DESCRIPTION OF THE TASK: Restate all of the data exactly.

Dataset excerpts

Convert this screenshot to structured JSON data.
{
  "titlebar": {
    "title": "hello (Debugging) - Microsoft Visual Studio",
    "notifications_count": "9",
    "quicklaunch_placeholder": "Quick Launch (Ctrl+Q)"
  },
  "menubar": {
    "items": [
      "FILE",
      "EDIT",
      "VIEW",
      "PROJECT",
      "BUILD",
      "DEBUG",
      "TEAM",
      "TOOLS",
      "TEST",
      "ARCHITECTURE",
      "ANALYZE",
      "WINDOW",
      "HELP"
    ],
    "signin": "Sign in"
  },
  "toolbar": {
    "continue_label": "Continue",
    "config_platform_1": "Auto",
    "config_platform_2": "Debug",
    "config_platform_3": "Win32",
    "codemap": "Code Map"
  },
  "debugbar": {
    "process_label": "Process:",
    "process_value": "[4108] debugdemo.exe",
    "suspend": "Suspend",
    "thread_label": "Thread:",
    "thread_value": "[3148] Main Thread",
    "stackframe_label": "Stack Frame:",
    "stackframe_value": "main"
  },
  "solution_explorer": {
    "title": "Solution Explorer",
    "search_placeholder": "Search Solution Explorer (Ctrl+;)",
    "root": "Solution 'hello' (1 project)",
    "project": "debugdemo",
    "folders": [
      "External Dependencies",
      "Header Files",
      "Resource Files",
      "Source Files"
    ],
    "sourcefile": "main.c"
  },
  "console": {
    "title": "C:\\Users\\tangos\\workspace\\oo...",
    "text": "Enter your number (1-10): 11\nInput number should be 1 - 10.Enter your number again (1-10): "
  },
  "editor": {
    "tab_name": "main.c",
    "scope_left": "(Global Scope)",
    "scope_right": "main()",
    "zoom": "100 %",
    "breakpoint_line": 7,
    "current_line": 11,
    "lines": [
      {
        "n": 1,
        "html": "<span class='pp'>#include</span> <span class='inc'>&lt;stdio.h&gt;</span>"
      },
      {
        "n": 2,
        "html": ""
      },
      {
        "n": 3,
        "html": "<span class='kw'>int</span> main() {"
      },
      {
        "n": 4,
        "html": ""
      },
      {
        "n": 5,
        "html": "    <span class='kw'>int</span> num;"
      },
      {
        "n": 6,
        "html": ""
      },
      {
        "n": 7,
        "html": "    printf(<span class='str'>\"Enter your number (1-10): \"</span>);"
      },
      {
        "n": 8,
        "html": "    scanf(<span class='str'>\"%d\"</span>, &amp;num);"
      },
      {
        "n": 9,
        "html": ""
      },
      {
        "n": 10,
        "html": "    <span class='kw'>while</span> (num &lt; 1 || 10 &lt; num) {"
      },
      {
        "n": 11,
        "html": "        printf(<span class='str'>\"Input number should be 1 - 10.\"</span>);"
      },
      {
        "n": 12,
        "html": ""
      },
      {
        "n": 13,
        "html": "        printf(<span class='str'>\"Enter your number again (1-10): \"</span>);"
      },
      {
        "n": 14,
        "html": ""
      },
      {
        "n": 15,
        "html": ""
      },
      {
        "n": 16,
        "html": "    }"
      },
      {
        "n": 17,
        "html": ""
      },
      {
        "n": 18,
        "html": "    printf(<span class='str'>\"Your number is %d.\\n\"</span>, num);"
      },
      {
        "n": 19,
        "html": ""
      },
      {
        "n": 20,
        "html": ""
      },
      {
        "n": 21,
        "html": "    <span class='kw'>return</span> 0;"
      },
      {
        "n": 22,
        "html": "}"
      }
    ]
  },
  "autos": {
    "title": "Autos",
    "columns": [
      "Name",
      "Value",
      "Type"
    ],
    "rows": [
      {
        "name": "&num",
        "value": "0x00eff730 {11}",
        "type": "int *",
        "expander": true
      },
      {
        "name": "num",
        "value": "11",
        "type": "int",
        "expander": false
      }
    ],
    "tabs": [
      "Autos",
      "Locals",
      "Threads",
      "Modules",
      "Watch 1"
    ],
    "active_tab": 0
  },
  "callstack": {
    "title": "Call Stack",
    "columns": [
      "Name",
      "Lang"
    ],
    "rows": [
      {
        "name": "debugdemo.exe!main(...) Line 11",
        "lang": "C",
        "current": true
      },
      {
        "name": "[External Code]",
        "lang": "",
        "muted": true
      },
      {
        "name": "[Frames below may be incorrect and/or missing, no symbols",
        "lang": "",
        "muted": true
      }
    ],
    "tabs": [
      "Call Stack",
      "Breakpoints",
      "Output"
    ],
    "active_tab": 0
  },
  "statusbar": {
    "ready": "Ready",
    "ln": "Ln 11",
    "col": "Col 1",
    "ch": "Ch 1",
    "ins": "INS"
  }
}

EXERCISE RESULT:
Convert this screenshot to structured JSON data.
{
  "titlebar": {
    "title": "hello (Debugging) - Microsoft Visual Studio",
    "notifications_count": "9",
    "quicklaunch_placeholder": "Quick Launch (Ctrl+Q)"
  },
  "menubar": {
    "items": [
      "FILE",
      "EDIT",
      "VIEW",
      "PROJECT",
      "BUILD",
      "DEBUG",
      "TEAM",
      "TOOLS",
      "TEST",
      "ARCHITECTURE",
      "ANALYZE",
      "WINDOW",
      "HELP"
    ],
    "signin": "Sign in"
  },
  "toolbar": {
    "continue_label": "Continue",
    "config_platform_1": "Auto",
    "config_platform_2": "Debug",
    "config_platform_3": "Win32",
    "codemap": "Code Map"
  },
  "debugbar": {
    "process_label": "Process:",
    "process_value": "[4108] debugdemo.exe",
    "suspend": "Suspend",
    "thread_label": "Thread:",
    "thread_value": "[3148] Main Thread",
    "stackframe_label": "Stack Frame:",
    "stackframe_value": "main"
  },
  "solution_explorer": {
    "title": "Solution Explorer",
    "search_placeholder": "Search Solution Explorer (Ctrl+;)",
    "root": "Solution 'hello' (1 project)",
    "project": "debugdemo",
    "folders": [
      "External Dependencies",
      "Header Files",
      "Resource Files",
      "Source Files"
    ],
    "sourcefile": "main.c"
  },
  "console": {
    "title": "C:\\Users\\tangos\\workspace\\oo...",
    "text": "Enter your number (1-10): 11\nInput number should be 1 - 10.Enter your number again (1-10): "
  },
  "editor": {
    "tab_name": "main.c",
    "scope_left": "(Global Scope)",
    "scope_right": "main()",
    "zoom": "100 %",
    "breakpoint_line": 7,
    "current_line": 11,
    "lines": [
      {
        "n": 1,
        "html": "<span class='pp'>#include</span> <span class='inc'>&lt;stdio.h&gt;</span>"
      },
      {
        "n": 2,
        "html": ""
      },
      {
        "n": 3,
        "html": "<span class='kw'>int</span> main() {"
      },
      {
        "n": 4,
        "html": ""
      },
      {
        "n": 5,
        "html": "    <span class='kw'>int</span> num;"
      },
      {
        "n": 6,
        "html": ""
      },
      {
        "n": 7,
        "html": "    printf(<span class='str'>\"Enter your number (1-10): \"</span>);"
      },
      {
        "n": 8,
        "html": "    scanf(<span class='str'>\"%d\"</span>, &amp;num);"
      },
      {
        "n": 9,
        "html": ""
      },
      {
        "n": 10,
        "html": "    <span class='kw'>while</span> (num &lt; 1 || 10 &lt; num) {"
      },
      {
        "n": 11,
        "html": "        printf(<span class='str'>\"Input number should be 1 - 10.\"</span>);"
      },
      {
        "n": 12,
        "html": ""
      },
      {
        "n": 13,
        "html": "        printf(<span class='str'>\"Enter your number again (1-10): \"</span>);"
      },
      {
        "n": 14,
        "html": ""
      },
      {
        "n": 15,
        "html": ""
      },
      {
        "n": 16,
        "html": "    }"
      },
      {
        "n": 17,
        "html": ""
      },
      {
        "n": 18,
        "html": "    printf(<span class='str'>\"Your number is %d.\\n\"</span>, num);"
      },
      {
        "n": 19,
        "html": ""
      },
      {
        "n": 20,
        "html": ""
      },
      {
        "n": 21,
        "html": "    <span class='kw'>return</span> 0;"
      },
      {
        "n": 22,
        "html": "}"
      }
    ]
  },
  "autos": {
    "title": "Autos",
    "columns": [
      "Name",
      "Value",
      "Type"
    ],
    "rows": [
      {
        "name": "&num",
        "value": "0x00eff730 {11}",
        "type": "int *",
        "expander": true
      },
      {
        "name": "num",
        "value": "11",
        "type": "int",
        "expander": false
      }
    ],
    "tabs": [
      "Autos",
      "Locals",
      "Threads",
      "Modules",
      "Watch 1"
    ],
    "active_tab": 0
  },
  "callstack": {
    "title": "Call Stack",
    "columns": [
      "Name",
      "Lang"
    ],
    "rows": [
      {
        "name": "debugdemo.exe!main(...) Line 11",
        "lang": "C",
        "current": true
      },
      {
        "name": "[External Code]",
        "lang": "",
        "muted": true
      },
      {
        "name": "[Frames below may be incorrect and/or missing, no symbols",
        "lang": "",
        "muted": true
      }
    ],
    "tabs": [
      "Call Stack",
      "Breakpoints",
      "Output"
    ],
    "active_tab": 0
  },
  "statusbar": {
    "ready": "Ready",
    "ln": "Ln 11",
    "col": "Col 1",
    "ch": "Ch 1",
    "ins": "INS"
  }
}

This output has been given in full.